*Text segment*
/---

Something to take notice of here is the infinitesimal nature of the Poisson bracket. Generally, whenever one has a Lie algebra 𝔤, then it is to be regarded as the infinitesimal approximation to a globally defined object, the corresponding Lie group (or generally smooth group) G. One also says that G is a Lie integration of 𝔤 and that 𝔤 is the Lie differentiation of G.
Therefore a natural question to ask is: Since the observables in classical mechanics form a Lie algebra under Poisson bracket, what then is the corresponding Lie group?
The answer to this is of course “well known” in the literature, in the sense that there are relevant monographs which state the answer. But, maybe surprisingly, the answer to this question is not (at time of this writing) a widely advertized fact that has found its way into the basic educational textbooks. The answer is that this Lie group which integrates the Poisson bracket is the “quantomorphism group”, an object that seamlessly leads to the quantum mechanics of the system.
Before we spell this out in more detail, we need a brief technical aside: of course Lie integration is not quite unique. There may be different global Lie group objects with the same Lie algebra.

\---

*Complete the following*
1) Using the passage on the Poisson bracket, decide whether each statement agrees with it: (a) Lie integration always yields a single unique Lie group. (b) The Lie group that integrates the Poisson bracket is the quantomorphism group. (c) The answer about this Lie group is a widely advertised fact in basic educational textbooks. For each, answer yes or no and quote the words that settle it.
2) Transcribe the stretch of the Poisson bracket passage from "Something to take" through "corresponding Lie group?", keeping every word and mark as it stands.

*Supplied information*
/---

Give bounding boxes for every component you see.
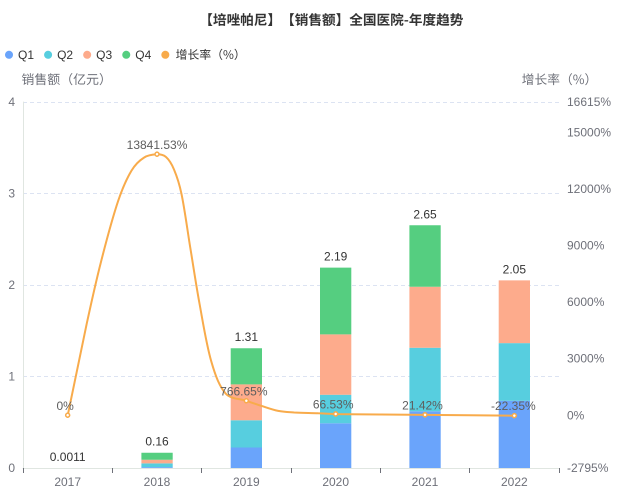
svg-text:Q1: Q1 [18,48,34,62]
svg-text:0.16: 0.16 [145,435,169,449]
svg-text:2: 2 [8,278,15,292]
svg-text:3: 3 [8,187,15,201]
svg-text:1.31: 1.31 [235,330,259,344]
svg-text:2018: 2018 [144,475,171,489]
svg-text:-22.35%: -22.35% [491,399,536,413]
svg-text:-2795%: -2795% [567,461,609,475]
svg-text:Q2: Q2 [57,48,73,62]
svg-text:Q4: Q4 [135,48,151,62]
svg-text:6000%: 6000% [567,295,605,309]
svg-text:0%: 0% [56,399,74,413]
svg-text:13841.53%: 13841.53% [127,138,188,152]
svg-text:66.53%: 66.53% [313,398,354,412]
svg-text:Q3: Q3 [96,48,112,62]
svg-text:2020: 2020 [322,475,349,489]
svg-text:21.42%: 21.42% [402,398,443,412]
svg-text:4: 4 [8,95,15,109]
svg-text:15000%: 15000% [567,125,611,139]
svg-text:2.65: 2.65 [413,207,437,221]
svg-text:766.65%: 766.65% [220,384,268,398]
svg-text:1: 1 [8,370,15,384]
svg-text:2019: 2019 [233,475,260,489]
svg-text:2.05: 2.05 [503,262,527,276]
svg-text:0.0011: 0.0011 [50,450,86,464]
svg-text:12000%: 12000% [567,182,611,196]
svg-text:16615%: 16615% [567,95,611,109]
svg-text:0: 0 [8,461,15,475]
svg-text:2021: 2021 [412,475,439,489]
svg-text:3000%: 3000% [567,352,605,366]
svg-text:2017: 2017 [54,475,81,489]
svg-text:9000%: 9000% [567,239,605,253]
svg-text:0%: 0% [567,408,585,422]
svg-text:2022: 2022 [501,475,528,489]
svg-text:2.19: 2.19 [324,250,348,264]
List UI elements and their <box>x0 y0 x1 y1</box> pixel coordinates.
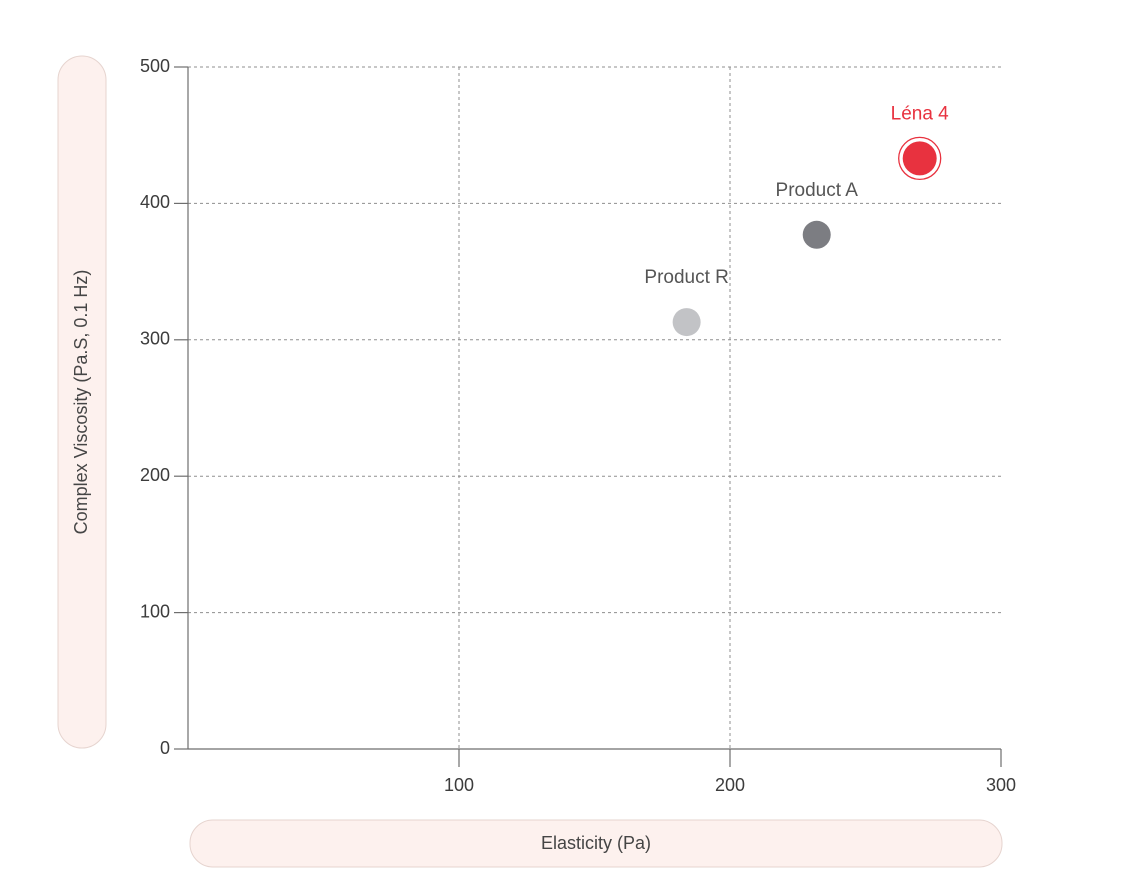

\---

*Exercise solutions*
1)
(a) No: "of course Lie integration is not quite unique."
(b) Yes: "this Lie group which integrates the Poisson bracket is the “quantomorphism group”"
(c) No: "the answer to this question is not (at time of this writing) a widely advertized fact that has found its way into the basic educational textbooks"

2)
Something to take notice of here is the infinitesimal nature of the Poisson bracket. Generally, whenever one has a Lie algebra 𝔤, then it is to be regarded as the infinitesimal approximation to a globally defined object, the corresponding Lie group (or generally smooth group) G. One also says that G is a Lie integration of 𝔤 and that 𝔤 is the Lie differentiation of G.
Therefore a natural question to ask is: Since the observables in classical mechanics form a Lie algebra under Poisson bracket, what then is the corresponding Lie group?